• [THE REQUEST]
Write the data out again, character for character, with no images.
** start of DATA ROWS **
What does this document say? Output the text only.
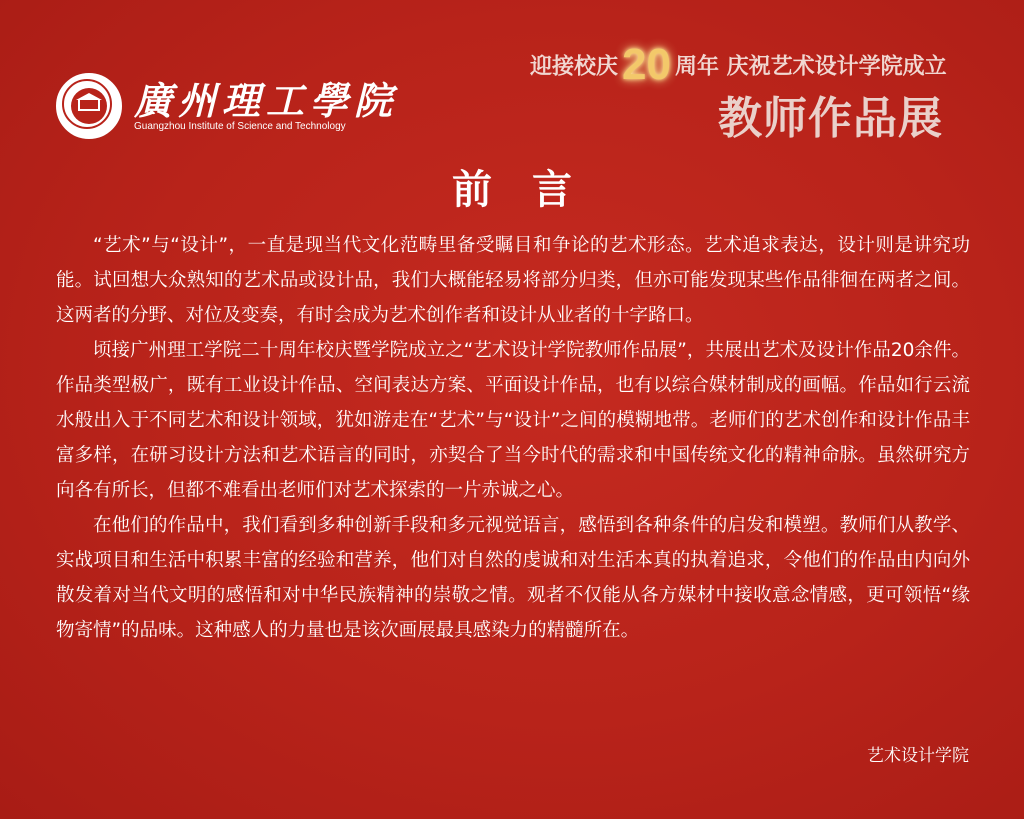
廣州理工學院
Guangzhou Institute of Science and Technology
迎接校庆20 周年 庆祝艺术设计学院成立
教师作品展
前言

“艺术”与“设计”，一直是现当代文化范畴里备受瞩目和争论的艺术形态。艺术追求表达，设计则是讲究功能。试回想大众熟知的艺术品或设计品，我们大概能轻易将部分归类，但亦可能发现某些作品徘徊在两者之间。这两者的分野、对位及变奏，有时会成为艺术创作者和设计从业者的十字路口。

顷接广州理工学院二十周年校庆暨学院成立之“艺术设计学院教师作品展”，共展出艺术及设计作品20余件。作品类型极广，既有工业设计作品、空间表达方案、平面设计作品，也有以综合媒材制成的画幅。作品如行云流水般出入于不同艺术和设计领域，犹如游走在“艺术”与“设计”之间的模糊地带。老师们的艺术创作和设计作品丰富多样，在研习设计方法和艺术语言的同时，亦契合了当今时代的需求和中国传统文化的精神命脉。虽然研究方向各有所长，但都不难看出老师们对艺术探索的一片赤诚之心。

在他们的作品中，我们看到多种创新手段和多元视觉语言，感悟到各种条件的启发和模塑。教师们从教学、实战项目和生活中积累丰富的经验和营养，他们对自然的虔诚和对生活本真的执着追求，令他们的作品由内向外散发着对当代文明的感悟和对中华民族精神的崇敬之情。观者不仅能从各方媒材中接收意念情感，更可领悟“缘物寄情”的品味。这种感人的力量也是该次画展最具感染力的精髓所在。

艺术设计学院
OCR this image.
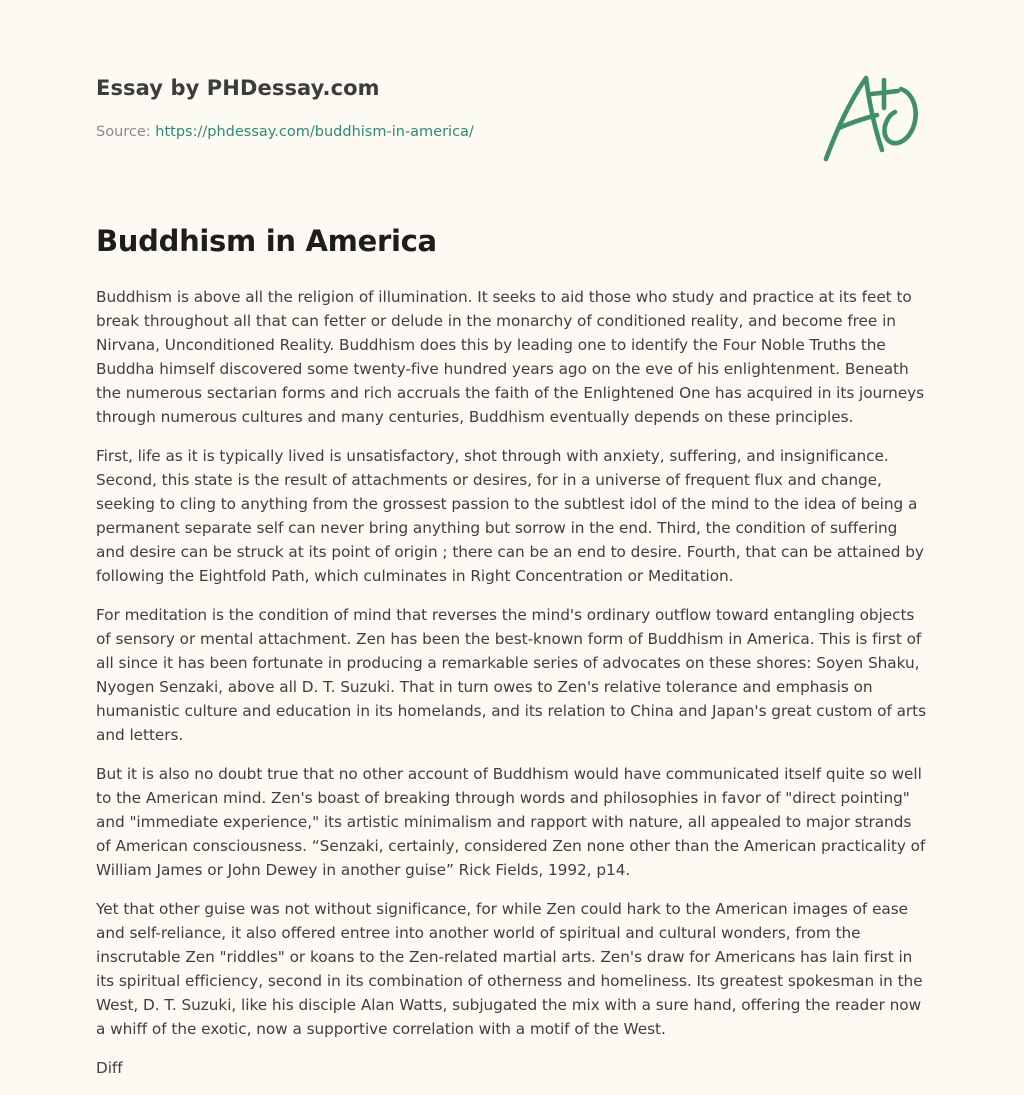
Essay by PHDessay.com

Source: https://phdessay.com/buddhism-in-america/

Buddhism in America

Buddhism is above all the religion of illumination. It seeks to aid those who study and practice at its feet to break throughout all that can fetter or delude in the monarchy of conditioned reality, and become free in Nirvana, Unconditioned Reality. Buddhism does this by leading one to identify the Four Noble Truths the Buddha himself discovered some twenty-five hundred years ago on the eve of his enlightenment. Beneath the numerous sectarian forms and rich accruals the faith of the Enlightened One has acquired in its journeys through numerous cultures and many centuries, Buddhism eventually depends on these principles.

First, life as it is typically lived is unsatisfactory, shot through with anxiety, suffering, and insignificance. Second, this state is the result of attachments or desires, for in a universe of frequent flux and change, seeking to cling to anything from the grossest passion to the subtlest idol of the mind to the idea of being a permanent separate self can never bring anything but sorrow in the end. Third, the condition of suffering and desire can be struck at its point of origin ; there can be an end to desire. Fourth, that can be attained by following the Eightfold Path, which culminates in Right Concentration or Meditation.

For meditation is the condition of mind that reverses the mind's ordinary outflow toward entangling objects of sensory or mental attachment. Zen has been the best-known form of Buddhism in America. This is first of all since it has been fortunate in producing a remarkable series of advocates on these shores: Soyen Shaku, Nyogen Senzaki, above all D. T. Suzuki. That in turn owes to Zen's relative tolerance and emphasis on humanistic culture and education in its homelands, and its relation to China and Japan's great custom of arts and letters.

But it is also no doubt true that no other account of Buddhism would have communicated itself quite so well to the American mind. Zen's boast of breaking through words and philosophies in favor of "direct pointing" and "immediate experience," its artistic minimalism and rapport with nature, all appealed to major strands of American consciousness. “Senzaki, certainly, considered Zen none other than the American practicality of William James or John Dewey in another guise” Rick Fields, 1992, p14.

Yet that other guise was not without significance, for while Zen could hark to the American images of ease and self-reliance, it also offered entree into another world of spiritual and cultural wonders, from the inscrutable Zen "riddles" or koans to the Zen-related martial arts. Zen's draw for Americans has lain first in its spiritual efficiency, second in its combination of otherness and homeliness. Its greatest spokesman in the West, D. T. Suzuki, like his disciple Alan Watts, subjugated the mix with a sure hand, offering the reader now a whiff of the exotic, now a supportive correlation with a motif of the West.

Diff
** end of DATA ROWS **
• [REPLY]
What does this document say? Output the text only.
廣州理工學院
Guangzhou Institute of Science and Technology
迎接校庆20 周年 庆祝艺术设计学院成立
教师作品展
前言

“艺术”与“设计”，一直是现当代文化范畴里备受瞩目和争论的艺术形态。艺术追求表达，设计则是讲究功能。试回想大众熟知的艺术品或设计品，我们大概能轻易将部分归类，但亦可能发现某些作品徘徊在两者之间。这两者的分野、对位及变奏，有时会成为艺术创作者和设计从业者的十字路口。

顷接广州理工学院二十周年校庆暨学院成立之“艺术设计学院教师作品展”，共展出艺术及设计作品20余件。作品类型极广，既有工业设计作品、空间表达方案、平面设计作品，也有以综合媒材制成的画幅。作品如行云流水般出入于不同艺术和设计领域，犹如游走在“艺术”与“设计”之间的模糊地带。老师们的艺术创作和设计作品丰富多样，在研习设计方法和艺术语言的同时，亦契合了当今时代的需求和中国传统文化的精神命脉。虽然研究方向各有所长，但都不难看出老师们对艺术探索的一片赤诚之心。

在他们的作品中，我们看到多种创新手段和多元视觉语言，感悟到各种条件的启发和模塑。教师们从教学、实战项目和生活中积累丰富的经验和营养，他们对自然的虔诚和对生活本真的执着追求，令他们的作品由内向外散发着对当代文明的感悟和对中华民族精神的崇敬之情。观者不仅能从各方媒材中接收意念情感，更可领悟“缘物寄情”的品味。这种感人的力量也是该次画展最具感染力的精髓所在。

艺术设计学院
OCR this image.
Essay by PHDessay.com

Source: https://phdessay.com/buddhism-in-america/

Buddhism in America

Buddhism is above all the religion of illumination. It seeks to aid those who study and practice at its feet to break throughout all that can fetter or delude in the monarchy of conditioned reality, and become free in Nirvana, Unconditioned Reality. Buddhism does this by leading one to identify the Four Noble Truths the Buddha himself discovered some twenty-five hundred years ago on the eve of his enlightenment. Beneath the numerous sectarian forms and rich accruals the faith of the Enlightened One has acquired in its journeys through numerous cultures and many centuries, Buddhism eventually depends on these principles.

First, life as it is typically lived is unsatisfactory, shot through with anxiety, suffering, and insignificance. Second, this state is the result of attachments or desires, for in a universe of frequent flux and change, seeking to cling to anything from the grossest passion to the subtlest idol of the mind to the idea of being a permanent separate self can never bring anything but sorrow in the end. Third, the condition of suffering and desire can be struck at its point of origin ; there can be an end to desire. Fourth, that can be attained by following the Eightfold Path, which culminates in Right Concentration or Meditation.

For meditation is the condition of mind that reverses the mind's ordinary outflow toward entangling objects of sensory or mental attachment. Zen has been the best-known form of Buddhism in America. This is first of all since it has been fortunate in producing a remarkable series of advocates on these shores: Soyen Shaku, Nyogen Senzaki, above all D. T. Suzuki. That in turn owes to Zen's relative tolerance and emphasis on humanistic culture and education in its homelands, and its relation to China and Japan's great custom of arts and letters.

But it is also no doubt true that no other account of Buddhism would have communicated itself quite so well to the American mind. Zen's boast of breaking through words and philosophies in favor of "direct pointing" and "immediate experience," its artistic minimalism and rapport with nature, all appealed to major strands of American consciousness. “Senzaki, certainly, considered Zen none other than the American practicality of William James or John Dewey in another guise” Rick Fields, 1992, p14.

Yet that other guise was not without significance, for while Zen could hark to the American images of ease and self-reliance, it also offered entree into another world of spiritual and cultural wonders, from the inscrutable Zen "riddles" or koans to the Zen-related martial arts. Zen's draw for Americans has lain first in its spiritual efficiency, second in its combination of otherness and homeliness. Its greatest spokesman in the West, D. T. Suzuki, like his disciple Alan Watts, subjugated the mix with a sure hand, offering the reader now a whiff of the exotic, now a supportive correlation with a motif of the West.

Diff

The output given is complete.